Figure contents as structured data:
--- Begin ---
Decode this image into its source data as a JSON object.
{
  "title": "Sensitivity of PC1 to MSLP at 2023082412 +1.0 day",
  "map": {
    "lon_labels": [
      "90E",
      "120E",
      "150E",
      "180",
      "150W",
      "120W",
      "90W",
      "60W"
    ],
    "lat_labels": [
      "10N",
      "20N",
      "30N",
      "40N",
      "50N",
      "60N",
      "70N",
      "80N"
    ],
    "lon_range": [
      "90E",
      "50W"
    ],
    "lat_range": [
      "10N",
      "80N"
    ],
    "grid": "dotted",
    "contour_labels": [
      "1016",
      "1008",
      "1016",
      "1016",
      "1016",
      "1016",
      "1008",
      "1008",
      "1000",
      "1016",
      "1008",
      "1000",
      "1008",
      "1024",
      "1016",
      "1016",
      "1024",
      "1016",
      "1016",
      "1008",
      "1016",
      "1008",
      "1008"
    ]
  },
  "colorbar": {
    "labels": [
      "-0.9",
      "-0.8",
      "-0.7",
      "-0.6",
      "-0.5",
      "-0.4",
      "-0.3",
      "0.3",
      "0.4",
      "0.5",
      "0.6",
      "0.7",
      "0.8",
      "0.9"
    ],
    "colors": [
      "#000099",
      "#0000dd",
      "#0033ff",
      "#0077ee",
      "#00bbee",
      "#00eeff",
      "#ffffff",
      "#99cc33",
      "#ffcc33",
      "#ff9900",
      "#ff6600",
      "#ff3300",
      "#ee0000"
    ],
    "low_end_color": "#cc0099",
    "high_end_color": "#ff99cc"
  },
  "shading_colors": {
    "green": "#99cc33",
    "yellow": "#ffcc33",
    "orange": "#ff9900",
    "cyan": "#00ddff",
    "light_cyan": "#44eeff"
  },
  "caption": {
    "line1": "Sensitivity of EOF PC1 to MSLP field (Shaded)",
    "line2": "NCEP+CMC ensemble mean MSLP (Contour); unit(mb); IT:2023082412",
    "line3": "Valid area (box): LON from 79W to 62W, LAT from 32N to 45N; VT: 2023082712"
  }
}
--- End ---
- EXERCISE DESCRIPTION:
Work out the number of lines above that include the string "MSLP" and write only that number.

- EXERCISE RESULT:
3